▶ _Extract provided_
WIPO Arbitration and Mediation Center
ADMINISTRATIVE PANEL DECISION
HER MAJESTY THE QUEEN, in right of her Government in New Zealand, as Trustee for the Citizens, Organizations and State of New Zealand, acting by and through the Honourable Jim Sutton, the Associate Minister of Foreign Affairs and Trade
v.
Virtual Countries, Inc
Case No. D2002-0754
1. The Parties
The Complainant is HER MAJESTY THE QUEEN, in right of her Government in New Zealand, as Trustee for the Citizens, Organizations and State of New Zealand, acting by and through the Honourable Jim Sutton, the Associate Minister of Foreign Affairs and Trade c/o The New Zealand Trade Development Board, Auckland, New Zealand.
The Respondent is Virtual Countries, Inc., Seattle, United States of America.
2. The Domain Name and Registrar
The Domain Name is <newzealand.com>.
The Registrar is Network Solutions, Inc.
3. Procedural History
The Complaint was received by WIPO Arbitration and Mediation Center ("the Center") on August 12, 2002. WIPO has verified that the Complaint satisfies the formal requirements of the Policy, the Rules and the Supplemental Rules and that payment was properly made. The Administrative Panel ("the Panel") is satisfied that this is the case.

▶ _Stated exercise_
In the WIPO decision, what is the Panel "satisfied" about in the procedural history, and what step had already been taken? Answer in one to three sentences. You won't need the items at all.

▶ _Entries provided_
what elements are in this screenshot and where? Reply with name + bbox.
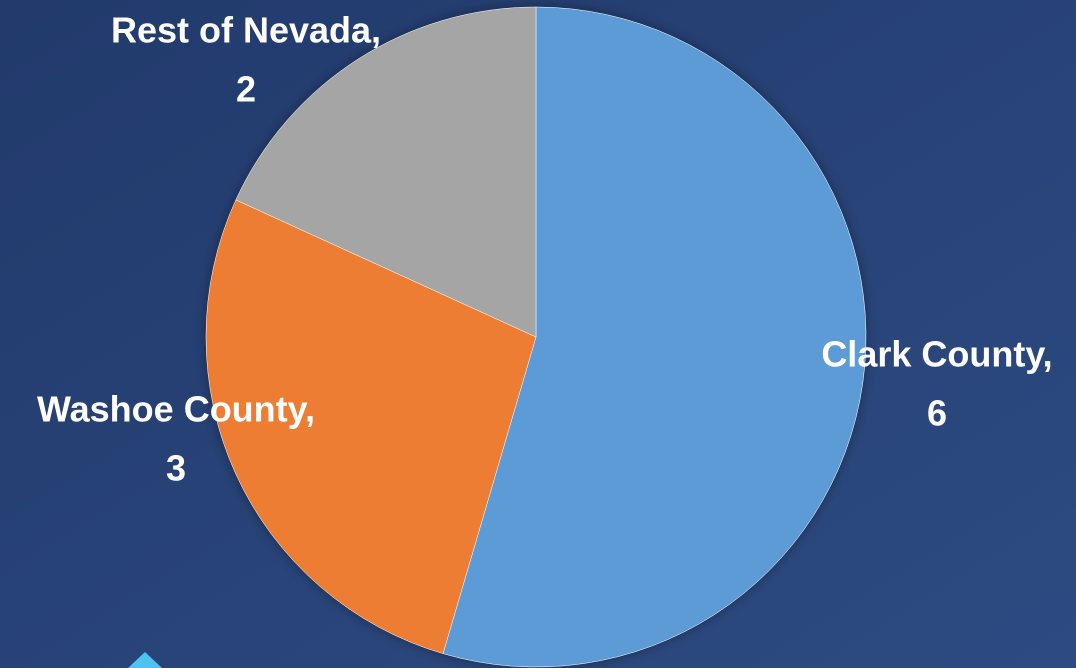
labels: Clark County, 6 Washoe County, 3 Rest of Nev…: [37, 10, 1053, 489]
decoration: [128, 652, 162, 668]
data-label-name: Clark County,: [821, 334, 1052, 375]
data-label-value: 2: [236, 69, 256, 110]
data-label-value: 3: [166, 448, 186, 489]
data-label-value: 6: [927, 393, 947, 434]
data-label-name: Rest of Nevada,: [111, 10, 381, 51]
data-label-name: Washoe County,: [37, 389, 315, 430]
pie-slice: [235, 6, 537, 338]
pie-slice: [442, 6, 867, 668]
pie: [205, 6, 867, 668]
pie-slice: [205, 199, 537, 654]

▶ _Result of this exercise_
The Panel is satisfied that the Complaint meets the formal requirements of the Policy, the Rules and the Supplemental Rules, and that payment was properly made. WIPO had already verified both of these things after it received the Complaint on August 12, 2002.